#### SUPPLIED RECORDS

== == ==

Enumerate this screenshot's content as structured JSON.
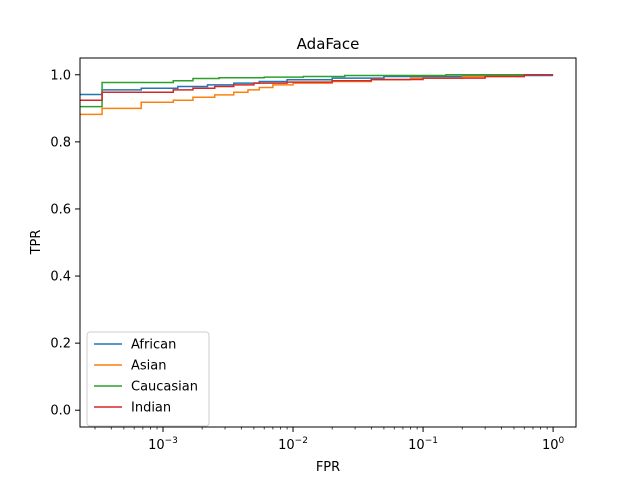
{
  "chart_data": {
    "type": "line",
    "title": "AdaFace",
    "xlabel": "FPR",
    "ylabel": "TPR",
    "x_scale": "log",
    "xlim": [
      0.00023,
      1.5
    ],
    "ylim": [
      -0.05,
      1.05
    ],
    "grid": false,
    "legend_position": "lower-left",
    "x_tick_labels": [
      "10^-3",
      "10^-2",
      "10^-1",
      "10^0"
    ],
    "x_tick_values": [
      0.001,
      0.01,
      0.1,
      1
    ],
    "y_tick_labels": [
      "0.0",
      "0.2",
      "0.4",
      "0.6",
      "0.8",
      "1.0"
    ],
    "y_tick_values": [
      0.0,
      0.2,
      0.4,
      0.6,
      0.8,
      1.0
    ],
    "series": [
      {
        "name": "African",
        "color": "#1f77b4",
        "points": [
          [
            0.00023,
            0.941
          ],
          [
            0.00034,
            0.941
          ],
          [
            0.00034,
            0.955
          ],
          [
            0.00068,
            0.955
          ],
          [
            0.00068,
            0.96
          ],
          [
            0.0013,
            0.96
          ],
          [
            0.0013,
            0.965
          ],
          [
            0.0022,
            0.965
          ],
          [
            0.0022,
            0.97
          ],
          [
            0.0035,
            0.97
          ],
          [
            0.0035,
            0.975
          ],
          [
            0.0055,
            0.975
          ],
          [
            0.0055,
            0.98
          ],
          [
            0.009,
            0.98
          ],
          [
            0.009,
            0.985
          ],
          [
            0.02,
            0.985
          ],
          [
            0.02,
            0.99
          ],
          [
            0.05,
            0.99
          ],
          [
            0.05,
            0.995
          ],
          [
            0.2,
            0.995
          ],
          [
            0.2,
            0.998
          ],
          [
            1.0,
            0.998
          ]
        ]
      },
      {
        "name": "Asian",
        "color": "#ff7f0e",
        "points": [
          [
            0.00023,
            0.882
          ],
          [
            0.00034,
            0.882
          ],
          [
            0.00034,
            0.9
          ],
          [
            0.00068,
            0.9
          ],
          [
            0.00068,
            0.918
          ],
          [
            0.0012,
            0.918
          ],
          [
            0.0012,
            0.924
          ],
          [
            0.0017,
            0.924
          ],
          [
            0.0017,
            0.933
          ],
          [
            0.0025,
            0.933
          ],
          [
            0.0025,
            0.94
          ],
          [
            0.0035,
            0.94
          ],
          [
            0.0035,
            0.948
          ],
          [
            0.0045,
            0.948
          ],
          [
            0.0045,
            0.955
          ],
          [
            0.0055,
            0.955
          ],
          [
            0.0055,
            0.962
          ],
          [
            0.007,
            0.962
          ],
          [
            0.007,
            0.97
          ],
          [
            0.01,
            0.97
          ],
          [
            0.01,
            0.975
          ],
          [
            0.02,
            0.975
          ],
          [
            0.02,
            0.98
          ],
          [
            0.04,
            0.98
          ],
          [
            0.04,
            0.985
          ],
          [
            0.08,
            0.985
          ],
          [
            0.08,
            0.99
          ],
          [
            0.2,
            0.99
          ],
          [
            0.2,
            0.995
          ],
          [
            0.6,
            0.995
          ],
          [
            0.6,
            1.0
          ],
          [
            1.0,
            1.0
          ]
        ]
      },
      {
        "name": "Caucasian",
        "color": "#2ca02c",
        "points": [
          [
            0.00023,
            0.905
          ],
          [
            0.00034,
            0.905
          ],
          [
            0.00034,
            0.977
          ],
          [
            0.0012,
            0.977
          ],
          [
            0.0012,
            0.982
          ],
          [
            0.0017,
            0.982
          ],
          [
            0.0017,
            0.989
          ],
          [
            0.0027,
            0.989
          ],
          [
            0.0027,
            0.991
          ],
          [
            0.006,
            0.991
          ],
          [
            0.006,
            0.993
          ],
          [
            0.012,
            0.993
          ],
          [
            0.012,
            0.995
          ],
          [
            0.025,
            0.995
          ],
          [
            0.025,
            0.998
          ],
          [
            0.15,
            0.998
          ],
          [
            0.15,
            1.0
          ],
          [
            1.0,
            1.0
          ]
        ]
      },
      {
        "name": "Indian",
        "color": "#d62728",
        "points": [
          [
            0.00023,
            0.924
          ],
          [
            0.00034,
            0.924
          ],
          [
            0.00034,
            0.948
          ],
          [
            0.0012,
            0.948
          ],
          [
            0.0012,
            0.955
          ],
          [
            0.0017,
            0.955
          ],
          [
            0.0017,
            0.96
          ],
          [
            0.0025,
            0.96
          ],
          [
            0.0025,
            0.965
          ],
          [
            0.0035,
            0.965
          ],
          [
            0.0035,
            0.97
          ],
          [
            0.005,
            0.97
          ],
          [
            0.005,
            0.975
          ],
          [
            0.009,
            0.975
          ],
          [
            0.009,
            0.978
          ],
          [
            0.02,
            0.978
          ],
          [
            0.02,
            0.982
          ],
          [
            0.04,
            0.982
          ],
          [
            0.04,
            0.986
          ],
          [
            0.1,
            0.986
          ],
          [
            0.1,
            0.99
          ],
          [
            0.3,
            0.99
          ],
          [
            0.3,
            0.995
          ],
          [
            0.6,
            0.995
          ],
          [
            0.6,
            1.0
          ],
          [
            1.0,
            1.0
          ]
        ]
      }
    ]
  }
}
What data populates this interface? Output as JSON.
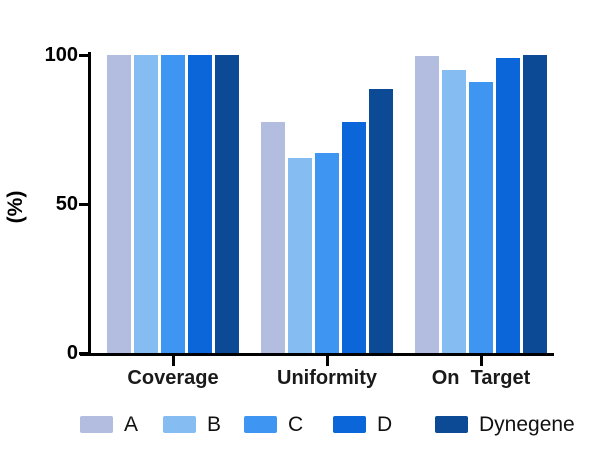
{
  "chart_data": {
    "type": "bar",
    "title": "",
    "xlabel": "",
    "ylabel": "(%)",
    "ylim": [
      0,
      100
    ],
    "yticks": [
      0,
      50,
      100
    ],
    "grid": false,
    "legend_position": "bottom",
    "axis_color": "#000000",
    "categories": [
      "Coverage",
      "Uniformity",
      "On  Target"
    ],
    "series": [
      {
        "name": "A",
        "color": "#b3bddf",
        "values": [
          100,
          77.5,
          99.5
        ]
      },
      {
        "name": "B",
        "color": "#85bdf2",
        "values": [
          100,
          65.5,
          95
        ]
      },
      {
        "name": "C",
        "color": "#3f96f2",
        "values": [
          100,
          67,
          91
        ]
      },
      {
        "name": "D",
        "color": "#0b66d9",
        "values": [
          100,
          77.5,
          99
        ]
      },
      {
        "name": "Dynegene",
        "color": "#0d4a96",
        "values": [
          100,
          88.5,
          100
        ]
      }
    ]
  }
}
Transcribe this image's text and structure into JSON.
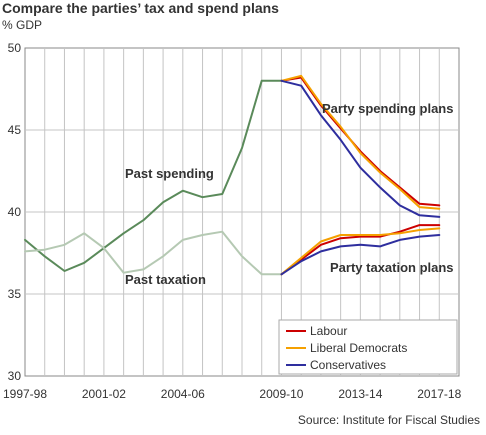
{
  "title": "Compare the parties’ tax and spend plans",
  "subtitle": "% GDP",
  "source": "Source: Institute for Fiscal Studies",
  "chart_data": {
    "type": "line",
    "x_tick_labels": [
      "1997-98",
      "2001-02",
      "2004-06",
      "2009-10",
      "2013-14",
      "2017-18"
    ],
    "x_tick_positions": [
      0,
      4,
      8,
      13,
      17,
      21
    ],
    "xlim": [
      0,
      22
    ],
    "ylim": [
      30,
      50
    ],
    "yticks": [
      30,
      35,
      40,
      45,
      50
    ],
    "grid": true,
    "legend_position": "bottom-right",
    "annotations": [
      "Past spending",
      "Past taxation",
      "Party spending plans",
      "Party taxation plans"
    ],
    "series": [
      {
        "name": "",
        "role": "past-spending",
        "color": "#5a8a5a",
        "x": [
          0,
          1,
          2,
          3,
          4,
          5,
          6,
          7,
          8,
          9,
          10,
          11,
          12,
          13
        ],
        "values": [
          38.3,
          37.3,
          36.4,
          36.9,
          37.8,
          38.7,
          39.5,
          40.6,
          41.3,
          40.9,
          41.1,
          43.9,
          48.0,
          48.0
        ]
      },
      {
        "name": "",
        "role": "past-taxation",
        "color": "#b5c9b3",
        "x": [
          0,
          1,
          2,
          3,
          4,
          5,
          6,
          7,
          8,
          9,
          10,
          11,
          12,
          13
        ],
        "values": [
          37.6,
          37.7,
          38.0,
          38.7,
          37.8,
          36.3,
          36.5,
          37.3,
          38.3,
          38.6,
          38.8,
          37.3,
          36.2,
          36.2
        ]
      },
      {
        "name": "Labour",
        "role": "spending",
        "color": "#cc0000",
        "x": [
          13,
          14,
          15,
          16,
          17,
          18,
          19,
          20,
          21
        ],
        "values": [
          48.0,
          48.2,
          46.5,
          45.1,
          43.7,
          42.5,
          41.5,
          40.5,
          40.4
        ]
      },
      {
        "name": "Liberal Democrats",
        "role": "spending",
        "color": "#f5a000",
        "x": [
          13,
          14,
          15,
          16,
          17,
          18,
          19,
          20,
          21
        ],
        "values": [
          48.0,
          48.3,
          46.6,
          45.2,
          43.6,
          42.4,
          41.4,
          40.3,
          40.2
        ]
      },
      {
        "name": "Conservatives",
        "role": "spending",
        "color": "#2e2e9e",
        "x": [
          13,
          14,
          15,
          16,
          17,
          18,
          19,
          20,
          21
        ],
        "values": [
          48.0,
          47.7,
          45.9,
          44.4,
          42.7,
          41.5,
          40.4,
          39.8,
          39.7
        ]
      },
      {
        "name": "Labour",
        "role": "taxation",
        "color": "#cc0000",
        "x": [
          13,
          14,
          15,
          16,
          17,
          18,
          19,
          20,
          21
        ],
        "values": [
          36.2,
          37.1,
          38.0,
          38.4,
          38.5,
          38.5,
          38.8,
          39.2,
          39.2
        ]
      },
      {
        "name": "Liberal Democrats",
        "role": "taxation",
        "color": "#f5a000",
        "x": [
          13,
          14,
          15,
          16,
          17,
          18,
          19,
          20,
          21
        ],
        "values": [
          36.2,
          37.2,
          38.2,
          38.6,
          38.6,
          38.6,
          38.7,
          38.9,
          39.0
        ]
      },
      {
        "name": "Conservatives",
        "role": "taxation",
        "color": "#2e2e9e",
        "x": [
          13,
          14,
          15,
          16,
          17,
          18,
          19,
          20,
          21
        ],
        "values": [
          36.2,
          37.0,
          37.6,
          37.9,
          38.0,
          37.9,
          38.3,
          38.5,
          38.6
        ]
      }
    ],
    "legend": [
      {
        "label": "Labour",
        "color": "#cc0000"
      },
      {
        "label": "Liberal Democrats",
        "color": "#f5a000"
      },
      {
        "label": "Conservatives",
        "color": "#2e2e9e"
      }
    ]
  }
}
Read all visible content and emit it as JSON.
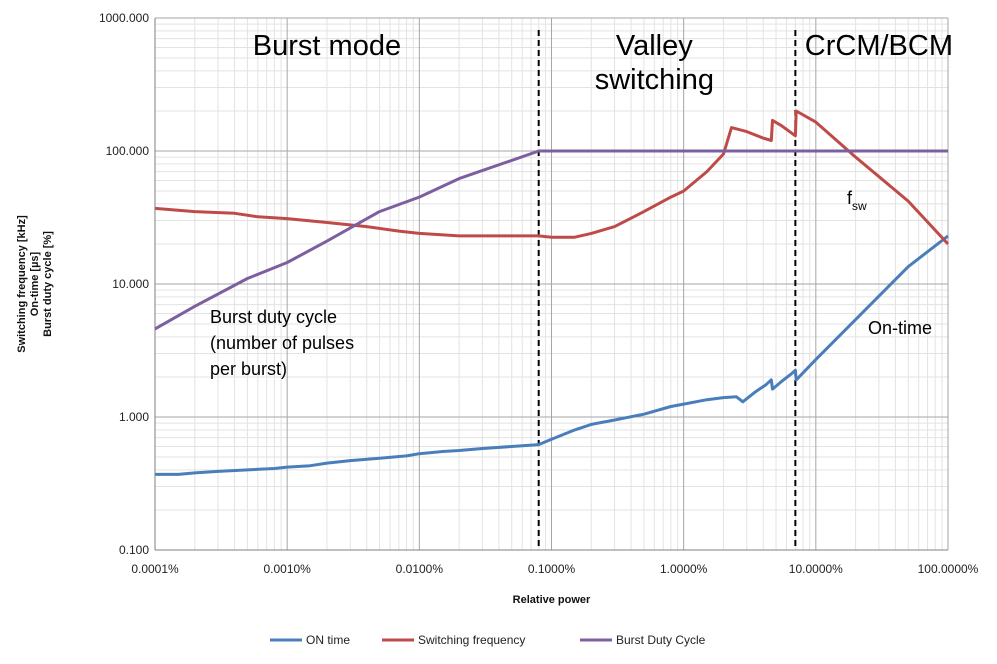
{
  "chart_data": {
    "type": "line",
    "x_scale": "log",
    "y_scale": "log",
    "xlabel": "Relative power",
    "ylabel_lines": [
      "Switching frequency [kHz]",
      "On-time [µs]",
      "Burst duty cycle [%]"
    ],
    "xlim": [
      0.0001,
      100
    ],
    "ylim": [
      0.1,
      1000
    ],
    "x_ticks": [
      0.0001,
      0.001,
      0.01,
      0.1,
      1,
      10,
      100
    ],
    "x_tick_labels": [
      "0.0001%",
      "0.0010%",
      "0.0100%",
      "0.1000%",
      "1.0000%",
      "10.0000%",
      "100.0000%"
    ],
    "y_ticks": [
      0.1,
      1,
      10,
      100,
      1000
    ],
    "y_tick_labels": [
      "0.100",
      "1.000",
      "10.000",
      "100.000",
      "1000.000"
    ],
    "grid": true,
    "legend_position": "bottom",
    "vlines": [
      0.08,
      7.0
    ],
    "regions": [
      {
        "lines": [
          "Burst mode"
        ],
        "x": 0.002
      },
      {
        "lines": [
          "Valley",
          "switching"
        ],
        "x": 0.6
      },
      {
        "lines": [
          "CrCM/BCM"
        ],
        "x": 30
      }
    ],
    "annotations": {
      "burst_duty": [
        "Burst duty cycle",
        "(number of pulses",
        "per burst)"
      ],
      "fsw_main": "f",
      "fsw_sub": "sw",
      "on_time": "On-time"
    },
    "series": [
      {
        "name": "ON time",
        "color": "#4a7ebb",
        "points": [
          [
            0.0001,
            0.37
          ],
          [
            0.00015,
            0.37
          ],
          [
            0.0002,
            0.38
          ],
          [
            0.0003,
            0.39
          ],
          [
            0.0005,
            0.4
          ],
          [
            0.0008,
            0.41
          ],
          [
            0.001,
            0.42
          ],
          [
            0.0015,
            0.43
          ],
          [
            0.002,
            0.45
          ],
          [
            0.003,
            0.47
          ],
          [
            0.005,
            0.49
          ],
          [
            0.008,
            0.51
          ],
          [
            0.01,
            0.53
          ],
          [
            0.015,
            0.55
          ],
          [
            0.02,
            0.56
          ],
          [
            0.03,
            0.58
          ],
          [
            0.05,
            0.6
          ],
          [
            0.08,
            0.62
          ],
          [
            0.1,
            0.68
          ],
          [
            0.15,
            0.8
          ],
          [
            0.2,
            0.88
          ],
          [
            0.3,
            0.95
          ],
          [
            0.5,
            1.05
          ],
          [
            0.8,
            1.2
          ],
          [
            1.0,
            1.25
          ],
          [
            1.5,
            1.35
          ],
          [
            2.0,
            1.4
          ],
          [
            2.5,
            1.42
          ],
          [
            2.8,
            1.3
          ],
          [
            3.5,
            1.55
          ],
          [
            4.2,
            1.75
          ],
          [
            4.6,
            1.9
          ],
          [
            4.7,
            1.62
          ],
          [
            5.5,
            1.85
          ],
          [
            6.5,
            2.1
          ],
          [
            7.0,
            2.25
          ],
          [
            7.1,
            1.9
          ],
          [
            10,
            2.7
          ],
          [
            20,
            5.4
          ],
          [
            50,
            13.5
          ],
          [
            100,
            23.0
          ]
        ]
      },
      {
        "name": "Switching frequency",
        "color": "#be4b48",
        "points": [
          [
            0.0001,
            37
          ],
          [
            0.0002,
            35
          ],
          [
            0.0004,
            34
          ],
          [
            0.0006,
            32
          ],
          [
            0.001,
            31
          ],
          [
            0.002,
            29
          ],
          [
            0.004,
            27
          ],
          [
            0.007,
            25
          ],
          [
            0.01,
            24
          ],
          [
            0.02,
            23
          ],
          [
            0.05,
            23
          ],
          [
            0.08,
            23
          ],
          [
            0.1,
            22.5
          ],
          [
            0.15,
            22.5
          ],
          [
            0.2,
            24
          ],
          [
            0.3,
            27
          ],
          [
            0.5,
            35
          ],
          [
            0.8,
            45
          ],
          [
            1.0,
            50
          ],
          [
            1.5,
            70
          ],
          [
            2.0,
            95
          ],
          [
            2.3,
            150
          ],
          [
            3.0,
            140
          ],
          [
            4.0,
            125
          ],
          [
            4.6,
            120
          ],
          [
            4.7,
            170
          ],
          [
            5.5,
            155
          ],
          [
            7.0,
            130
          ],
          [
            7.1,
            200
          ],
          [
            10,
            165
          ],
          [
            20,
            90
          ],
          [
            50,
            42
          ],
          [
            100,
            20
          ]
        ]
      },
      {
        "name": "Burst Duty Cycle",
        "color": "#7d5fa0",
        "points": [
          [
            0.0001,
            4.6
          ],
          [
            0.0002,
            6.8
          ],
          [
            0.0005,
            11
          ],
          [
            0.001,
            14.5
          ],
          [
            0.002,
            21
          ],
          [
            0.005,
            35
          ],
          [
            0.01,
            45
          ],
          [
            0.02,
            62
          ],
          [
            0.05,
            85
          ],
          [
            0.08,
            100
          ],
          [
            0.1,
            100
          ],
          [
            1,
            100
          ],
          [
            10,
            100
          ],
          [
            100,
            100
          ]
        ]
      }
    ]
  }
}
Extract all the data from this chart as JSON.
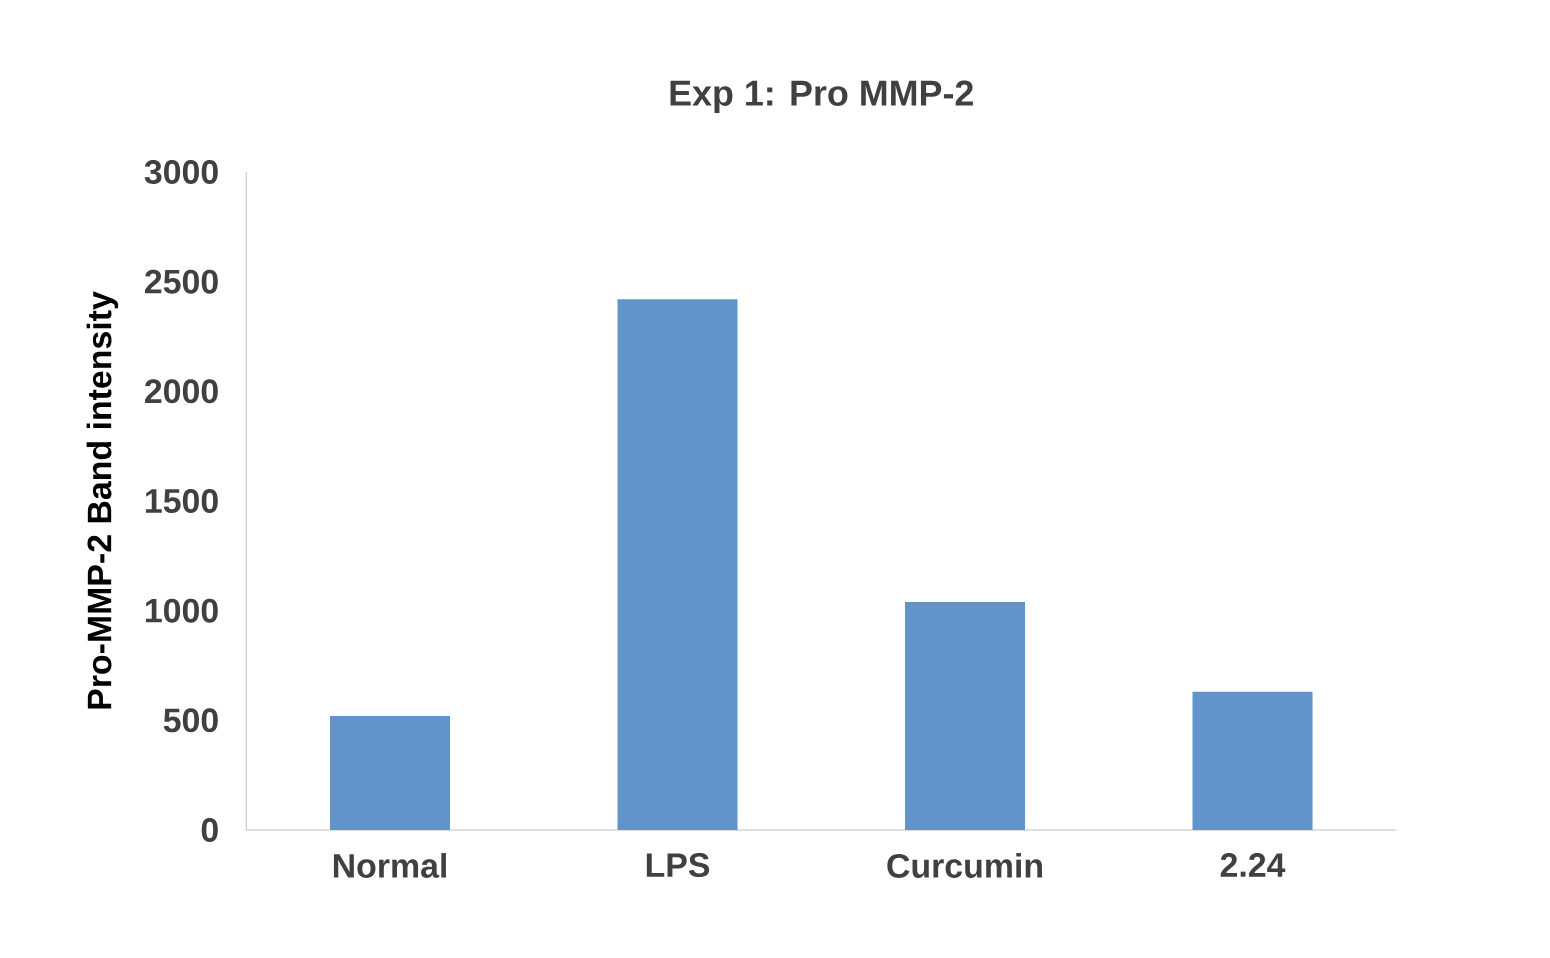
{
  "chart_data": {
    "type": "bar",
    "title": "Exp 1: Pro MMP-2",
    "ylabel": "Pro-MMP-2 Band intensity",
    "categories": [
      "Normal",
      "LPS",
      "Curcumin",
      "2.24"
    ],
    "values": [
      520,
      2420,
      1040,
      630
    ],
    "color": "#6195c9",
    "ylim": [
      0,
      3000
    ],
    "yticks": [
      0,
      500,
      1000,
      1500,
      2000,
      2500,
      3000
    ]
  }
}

== == ==

#### DESCRIPTION OF THE TASK
Search the material above for "JSON". Pull out each line where it shows up.

#### SOLUTION
Enumerate this screenshot's content as structured JSON.
What data populates this interface? Output as JSON.
Transcribe this image's text and structure into JSON.
Read all visible content and emit it as JSON.
Extract all the data from this chart as JSON.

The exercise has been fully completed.